• Required work
Locate every line in the records below that holds the word "left" and return each one.

>> Begin Records to process

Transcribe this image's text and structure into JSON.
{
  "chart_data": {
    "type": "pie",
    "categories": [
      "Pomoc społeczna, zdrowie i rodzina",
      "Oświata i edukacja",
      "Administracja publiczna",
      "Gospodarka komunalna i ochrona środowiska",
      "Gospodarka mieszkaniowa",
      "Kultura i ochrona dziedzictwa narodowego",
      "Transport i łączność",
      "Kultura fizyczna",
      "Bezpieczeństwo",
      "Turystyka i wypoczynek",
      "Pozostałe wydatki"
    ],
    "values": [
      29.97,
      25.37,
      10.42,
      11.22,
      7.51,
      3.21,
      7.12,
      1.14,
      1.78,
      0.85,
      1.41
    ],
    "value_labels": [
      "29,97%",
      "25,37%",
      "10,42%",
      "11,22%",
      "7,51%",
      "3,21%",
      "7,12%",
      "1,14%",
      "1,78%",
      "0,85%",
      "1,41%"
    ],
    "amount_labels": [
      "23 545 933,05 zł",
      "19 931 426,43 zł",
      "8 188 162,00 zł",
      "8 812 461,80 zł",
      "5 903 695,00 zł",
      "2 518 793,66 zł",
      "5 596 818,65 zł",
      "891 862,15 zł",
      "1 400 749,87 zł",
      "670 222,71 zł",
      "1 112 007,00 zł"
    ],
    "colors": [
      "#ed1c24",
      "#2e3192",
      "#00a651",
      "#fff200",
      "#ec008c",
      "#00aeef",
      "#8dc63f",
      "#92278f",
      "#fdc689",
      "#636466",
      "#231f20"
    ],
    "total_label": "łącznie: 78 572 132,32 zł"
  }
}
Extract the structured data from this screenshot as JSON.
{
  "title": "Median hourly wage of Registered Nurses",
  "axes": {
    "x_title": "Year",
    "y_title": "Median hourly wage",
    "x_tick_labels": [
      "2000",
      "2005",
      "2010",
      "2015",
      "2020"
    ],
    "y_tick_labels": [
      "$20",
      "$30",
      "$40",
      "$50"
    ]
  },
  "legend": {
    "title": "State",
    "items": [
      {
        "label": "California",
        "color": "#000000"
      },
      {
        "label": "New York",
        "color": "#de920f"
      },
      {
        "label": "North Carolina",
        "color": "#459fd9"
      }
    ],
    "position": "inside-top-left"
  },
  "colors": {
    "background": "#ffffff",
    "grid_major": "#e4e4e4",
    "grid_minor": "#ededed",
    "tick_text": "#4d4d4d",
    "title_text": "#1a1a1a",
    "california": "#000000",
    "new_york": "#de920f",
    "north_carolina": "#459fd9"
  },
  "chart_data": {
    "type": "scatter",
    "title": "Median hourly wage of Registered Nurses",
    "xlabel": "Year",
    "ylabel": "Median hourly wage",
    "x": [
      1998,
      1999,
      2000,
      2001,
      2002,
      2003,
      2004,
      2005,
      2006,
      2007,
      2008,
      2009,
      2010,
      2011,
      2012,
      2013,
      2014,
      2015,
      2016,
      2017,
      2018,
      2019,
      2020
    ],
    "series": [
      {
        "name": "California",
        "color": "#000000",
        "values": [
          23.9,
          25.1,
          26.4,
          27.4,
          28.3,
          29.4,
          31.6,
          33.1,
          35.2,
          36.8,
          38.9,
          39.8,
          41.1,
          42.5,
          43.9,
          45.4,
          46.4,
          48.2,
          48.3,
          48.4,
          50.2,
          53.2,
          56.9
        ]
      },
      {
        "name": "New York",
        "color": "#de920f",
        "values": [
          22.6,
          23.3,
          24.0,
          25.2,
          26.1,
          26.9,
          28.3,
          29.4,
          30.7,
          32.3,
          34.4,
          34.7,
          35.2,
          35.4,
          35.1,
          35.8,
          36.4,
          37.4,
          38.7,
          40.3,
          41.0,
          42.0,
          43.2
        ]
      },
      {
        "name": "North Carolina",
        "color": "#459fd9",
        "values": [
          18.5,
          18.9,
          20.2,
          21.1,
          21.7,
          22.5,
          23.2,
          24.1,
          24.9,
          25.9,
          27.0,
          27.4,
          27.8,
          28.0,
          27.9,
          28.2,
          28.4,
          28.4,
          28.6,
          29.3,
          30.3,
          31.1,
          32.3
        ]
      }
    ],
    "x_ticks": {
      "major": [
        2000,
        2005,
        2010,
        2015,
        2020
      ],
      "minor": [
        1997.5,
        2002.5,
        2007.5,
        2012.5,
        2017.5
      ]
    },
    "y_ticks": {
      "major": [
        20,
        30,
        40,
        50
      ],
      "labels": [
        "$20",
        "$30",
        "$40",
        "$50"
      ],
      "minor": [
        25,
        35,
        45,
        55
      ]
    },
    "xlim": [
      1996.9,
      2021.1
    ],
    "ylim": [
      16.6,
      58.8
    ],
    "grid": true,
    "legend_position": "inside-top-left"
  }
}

>> End Records to process

• The answer
    "position": "inside-top-left"
    "legend_position": "inside-top-left"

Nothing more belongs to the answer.